**Your goal:** Would you transcribe the whole listing exactly, minus its pictures?
═══
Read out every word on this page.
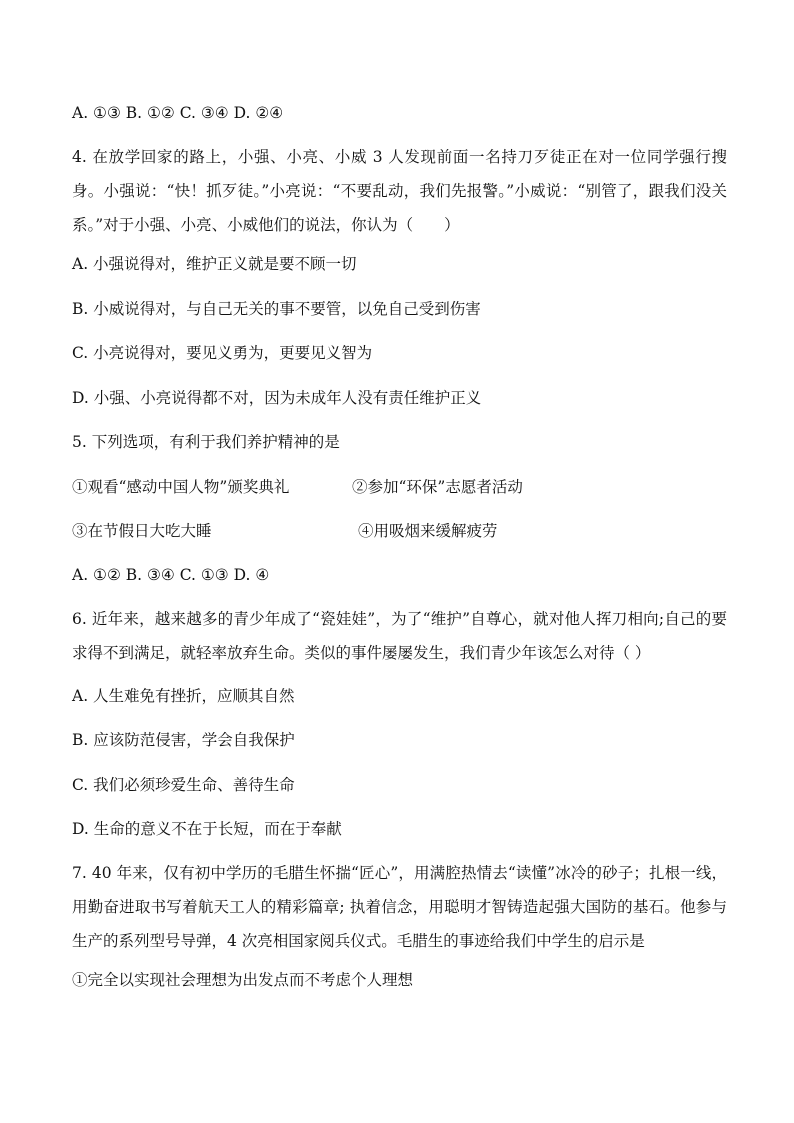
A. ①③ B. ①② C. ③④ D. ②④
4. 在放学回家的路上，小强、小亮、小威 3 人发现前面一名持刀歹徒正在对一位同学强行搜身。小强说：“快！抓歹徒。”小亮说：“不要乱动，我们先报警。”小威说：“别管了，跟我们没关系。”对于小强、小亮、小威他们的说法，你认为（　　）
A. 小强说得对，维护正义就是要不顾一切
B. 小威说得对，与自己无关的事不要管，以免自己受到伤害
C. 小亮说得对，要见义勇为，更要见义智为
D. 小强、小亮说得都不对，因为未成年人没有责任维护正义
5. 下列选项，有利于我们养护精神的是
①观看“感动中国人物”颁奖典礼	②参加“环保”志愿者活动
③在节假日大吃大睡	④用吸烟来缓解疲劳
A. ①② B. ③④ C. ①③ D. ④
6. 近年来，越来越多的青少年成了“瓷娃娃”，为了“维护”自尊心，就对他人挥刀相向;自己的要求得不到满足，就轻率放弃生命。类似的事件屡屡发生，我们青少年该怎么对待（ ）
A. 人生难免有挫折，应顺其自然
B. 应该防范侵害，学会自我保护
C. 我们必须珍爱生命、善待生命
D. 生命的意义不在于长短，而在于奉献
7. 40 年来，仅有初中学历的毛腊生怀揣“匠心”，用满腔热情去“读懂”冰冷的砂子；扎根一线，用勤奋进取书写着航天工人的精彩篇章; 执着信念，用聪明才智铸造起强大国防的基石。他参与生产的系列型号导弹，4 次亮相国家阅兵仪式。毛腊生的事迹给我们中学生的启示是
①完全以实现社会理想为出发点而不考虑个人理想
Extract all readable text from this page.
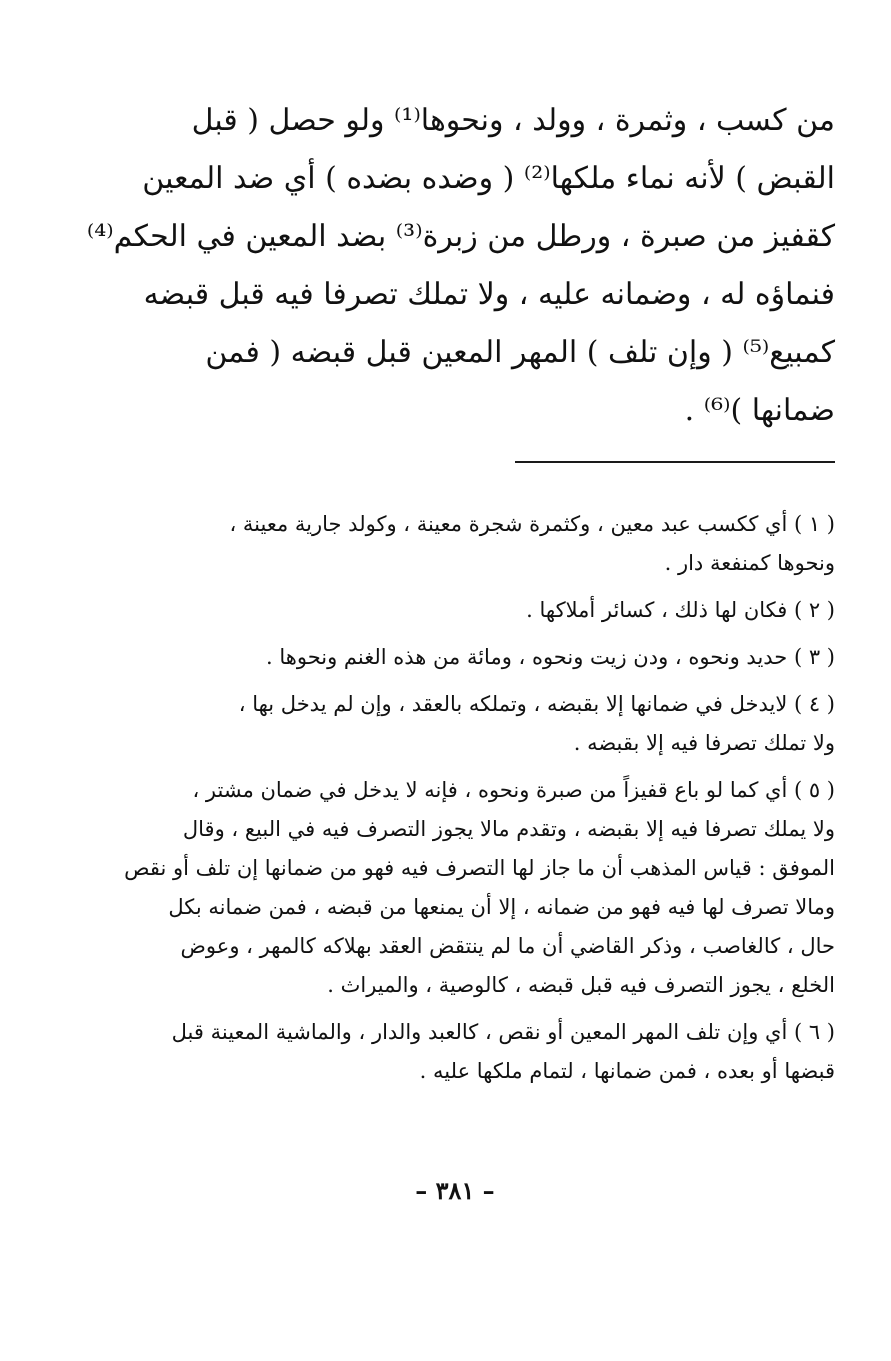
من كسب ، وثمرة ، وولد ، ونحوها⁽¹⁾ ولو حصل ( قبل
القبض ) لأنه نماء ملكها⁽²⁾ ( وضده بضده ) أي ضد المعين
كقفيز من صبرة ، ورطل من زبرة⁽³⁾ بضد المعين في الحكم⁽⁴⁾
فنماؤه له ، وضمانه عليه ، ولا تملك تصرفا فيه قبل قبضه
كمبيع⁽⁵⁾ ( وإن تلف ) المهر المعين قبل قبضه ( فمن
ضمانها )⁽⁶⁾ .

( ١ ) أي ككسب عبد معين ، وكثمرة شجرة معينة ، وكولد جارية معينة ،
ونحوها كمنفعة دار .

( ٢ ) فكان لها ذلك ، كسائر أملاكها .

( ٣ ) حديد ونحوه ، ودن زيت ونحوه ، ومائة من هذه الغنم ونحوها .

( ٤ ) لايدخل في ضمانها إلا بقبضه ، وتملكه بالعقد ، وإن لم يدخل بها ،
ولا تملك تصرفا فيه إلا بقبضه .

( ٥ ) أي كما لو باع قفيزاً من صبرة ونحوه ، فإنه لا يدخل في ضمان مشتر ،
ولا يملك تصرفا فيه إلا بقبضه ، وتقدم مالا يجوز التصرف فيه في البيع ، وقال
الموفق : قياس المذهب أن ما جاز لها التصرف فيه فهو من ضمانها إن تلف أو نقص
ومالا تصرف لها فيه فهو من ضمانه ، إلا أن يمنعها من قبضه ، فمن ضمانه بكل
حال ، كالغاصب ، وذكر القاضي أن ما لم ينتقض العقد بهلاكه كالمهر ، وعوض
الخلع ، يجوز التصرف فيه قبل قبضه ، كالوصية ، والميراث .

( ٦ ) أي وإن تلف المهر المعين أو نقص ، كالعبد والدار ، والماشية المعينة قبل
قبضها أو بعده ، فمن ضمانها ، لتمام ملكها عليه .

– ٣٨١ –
═══
**Solution for this task:**
Read out every word on this page.
A. ①③ B. ①② C. ③④ D. ②④
4. 在放学回家的路上，小强、小亮、小威 3 人发现前面一名持刀歹徒正在对一位同学强行搜身。小强说：“快！抓歹徒。”小亮说：“不要乱动，我们先报警。”小威说：“别管了，跟我们没关系。”对于小强、小亮、小威他们的说法，你认为（　　）
A. 小强说得对，维护正义就是要不顾一切
B. 小威说得对，与自己无关的事不要管，以免自己受到伤害
C. 小亮说得对，要见义勇为，更要见义智为
D. 小强、小亮说得都不对，因为未成年人没有责任维护正义
5. 下列选项，有利于我们养护精神的是
①观看“感动中国人物”颁奖典礼	②参加“环保”志愿者活动
③在节假日大吃大睡	④用吸烟来缓解疲劳
A. ①② B. ③④ C. ①③ D. ④
6. 近年来，越来越多的青少年成了“瓷娃娃”，为了“维护”自尊心，就对他人挥刀相向;自己的要求得不到满足，就轻率放弃生命。类似的事件屡屡发生，我们青少年该怎么对待（ ）
A. 人生难免有挫折，应顺其自然
B. 应该防范侵害，学会自我保护
C. 我们必须珍爱生命、善待生命
D. 生命的意义不在于长短，而在于奉献
7. 40 年来，仅有初中学历的毛腊生怀揣“匠心”，用满腔热情去“读懂”冰冷的砂子；扎根一线，用勤奋进取书写着航天工人的精彩篇章; 执着信念，用聪明才智铸造起强大国防的基石。他参与生产的系列型号导弹，4 次亮相国家阅兵仪式。毛腊生的事迹给我们中学生的启示是
①完全以实现社会理想为出发点而不考虑个人理想
Extract all readable text from this page.
من كسب ، وثمرة ، وولد ، ونحوها⁽¹⁾ ولو حصل ( قبل
القبض ) لأنه نماء ملكها⁽²⁾ ( وضده بضده ) أي ضد المعين
كقفيز من صبرة ، ورطل من زبرة⁽³⁾ بضد المعين في الحكم⁽⁴⁾
فنماؤه له ، وضمانه عليه ، ولا تملك تصرفا فيه قبل قبضه
كمبيع⁽⁵⁾ ( وإن تلف ) المهر المعين قبل قبضه ( فمن
ضمانها )⁽⁶⁾ .

( ١ ) أي ككسب عبد معين ، وكثمرة شجرة معينة ، وكولد جارية معينة ،
ونحوها كمنفعة دار .

( ٢ ) فكان لها ذلك ، كسائر أملاكها .

( ٣ ) حديد ونحوه ، ودن زيت ونحوه ، ومائة من هذه الغنم ونحوها .

( ٤ ) لايدخل في ضمانها إلا بقبضه ، وتملكه بالعقد ، وإن لم يدخل بها ،
ولا تملك تصرفا فيه إلا بقبضه .

( ٥ ) أي كما لو باع قفيزاً من صبرة ونحوه ، فإنه لا يدخل في ضمان مشتر ،
ولا يملك تصرفا فيه إلا بقبضه ، وتقدم مالا يجوز التصرف فيه في البيع ، وقال
الموفق : قياس المذهب أن ما جاز لها التصرف فيه فهو من ضمانها إن تلف أو نقص
ومالا تصرف لها فيه فهو من ضمانه ، إلا أن يمنعها من قبضه ، فمن ضمانه بكل
حال ، كالغاصب ، وذكر القاضي أن ما لم ينتقض العقد بهلاكه كالمهر ، وعوض
الخلع ، يجوز التصرف فيه قبل قبضه ، كالوصية ، والميراث .

( ٦ ) أي وإن تلف المهر المعين أو نقص ، كالعبد والدار ، والماشية المعينة قبل
قبضها أو بعده ، فمن ضمانها ، لتمام ملكها عليه .

– ٣٨١ –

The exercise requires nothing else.